[start]

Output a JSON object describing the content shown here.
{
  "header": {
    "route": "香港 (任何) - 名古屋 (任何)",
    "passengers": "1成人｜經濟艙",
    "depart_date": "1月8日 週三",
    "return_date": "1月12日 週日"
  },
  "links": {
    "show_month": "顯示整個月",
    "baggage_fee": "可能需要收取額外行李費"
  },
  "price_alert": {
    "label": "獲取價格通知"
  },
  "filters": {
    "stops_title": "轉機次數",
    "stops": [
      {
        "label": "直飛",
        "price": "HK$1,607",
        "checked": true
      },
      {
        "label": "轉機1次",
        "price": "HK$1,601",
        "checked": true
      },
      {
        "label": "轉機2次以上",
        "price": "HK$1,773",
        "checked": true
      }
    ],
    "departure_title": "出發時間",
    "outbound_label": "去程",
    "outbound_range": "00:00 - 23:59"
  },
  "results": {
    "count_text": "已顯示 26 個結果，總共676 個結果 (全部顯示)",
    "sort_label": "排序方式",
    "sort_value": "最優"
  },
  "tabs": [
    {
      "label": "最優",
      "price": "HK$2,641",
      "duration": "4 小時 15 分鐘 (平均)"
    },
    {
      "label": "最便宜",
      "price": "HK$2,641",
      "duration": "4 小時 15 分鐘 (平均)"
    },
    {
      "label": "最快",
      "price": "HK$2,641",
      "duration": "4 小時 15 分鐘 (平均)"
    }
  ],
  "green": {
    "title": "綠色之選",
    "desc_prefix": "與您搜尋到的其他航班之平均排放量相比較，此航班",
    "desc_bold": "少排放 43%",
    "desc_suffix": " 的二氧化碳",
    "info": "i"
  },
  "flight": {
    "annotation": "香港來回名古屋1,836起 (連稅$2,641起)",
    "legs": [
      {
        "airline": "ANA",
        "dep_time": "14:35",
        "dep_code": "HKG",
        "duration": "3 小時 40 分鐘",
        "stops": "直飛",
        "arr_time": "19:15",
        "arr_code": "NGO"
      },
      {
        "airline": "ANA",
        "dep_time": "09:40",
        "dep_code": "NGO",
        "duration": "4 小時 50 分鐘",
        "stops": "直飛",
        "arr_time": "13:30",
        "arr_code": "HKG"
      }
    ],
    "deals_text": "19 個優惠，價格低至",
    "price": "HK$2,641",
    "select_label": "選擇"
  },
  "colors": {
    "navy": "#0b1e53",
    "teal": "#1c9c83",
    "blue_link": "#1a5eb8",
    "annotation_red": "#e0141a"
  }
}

[end]

All records above must be set down exactly, please.

## PROBLEM SOLUTION:
Output a JSON object describing the content shown here.
{
  "header": {
    "route": "香港 (任何) - 名古屋 (任何)",
    "passengers": "1成人｜經濟艙",
    "depart_date": "1月8日 週三",
    "return_date": "1月12日 週日"
  },
  "links": {
    "show_month": "顯示整個月",
    "baggage_fee": "可能需要收取額外行李費"
  },
  "price_alert": {
    "label": "獲取價格通知"
  },
  "filters": {
    "stops_title": "轉機次數",
    "stops": [
      {
        "label": "直飛",
        "price": "HK$1,607",
        "checked": true
      },
      {
        "label": "轉機1次",
        "price": "HK$1,601",
        "checked": true
      },
      {
        "label": "轉機2次以上",
        "price": "HK$1,773",
        "checked": true
      }
    ],
    "departure_title": "出發時間",
    "outbound_label": "去程",
    "outbound_range": "00:00 - 23:59"
  },
  "results": {
    "count_text": "已顯示 26 個結果，總共676 個結果 (全部顯示)",
    "sort_label": "排序方式",
    "sort_value": "最優"
  },
  "tabs": [
    {
      "label": "最優",
      "price": "HK$2,641",
      "duration": "4 小時 15 分鐘 (平均)"
    },
    {
      "label": "最便宜",
      "price": "HK$2,641",
      "duration": "4 小時 15 分鐘 (平均)"
    },
    {
      "label": "最快",
      "price": "HK$2,641",
      "duration": "4 小時 15 分鐘 (平均)"
    }
  ],
  "green": {
    "title": "綠色之選",
    "desc_prefix": "與您搜尋到的其他航班之平均排放量相比較，此航班",
    "desc_bold": "少排放 43%",
    "desc_suffix": " 的二氧化碳",
    "info": "i"
  },
  "flight": {
    "annotation": "香港來回名古屋1,836起 (連稅$2,641起)",
    "legs": [
      {
        "airline": "ANA",
        "dep_time": "14:35",
        "dep_code": "HKG",
        "duration": "3 小時 40 分鐘",
        "stops": "直飛",
        "arr_time": "19:15",
        "arr_code": "NGO"
      },
      {
        "airline": "ANA",
        "dep_time": "09:40",
        "dep_code": "NGO",
        "duration": "4 小時 50 分鐘",
        "stops": "直飛",
        "arr_time": "13:30",
        "arr_code": "HKG"
      }
    ],
    "deals_text": "19 個優惠，價格低至",
    "price": "HK$2,641",
    "select_label": "選擇"
  },
  "colors": {
    "navy": "#0b1e53",
    "teal": "#1c9c83",
    "blue_link": "#1a5eb8",
    "annotation_red": "#e0141a"
  }
}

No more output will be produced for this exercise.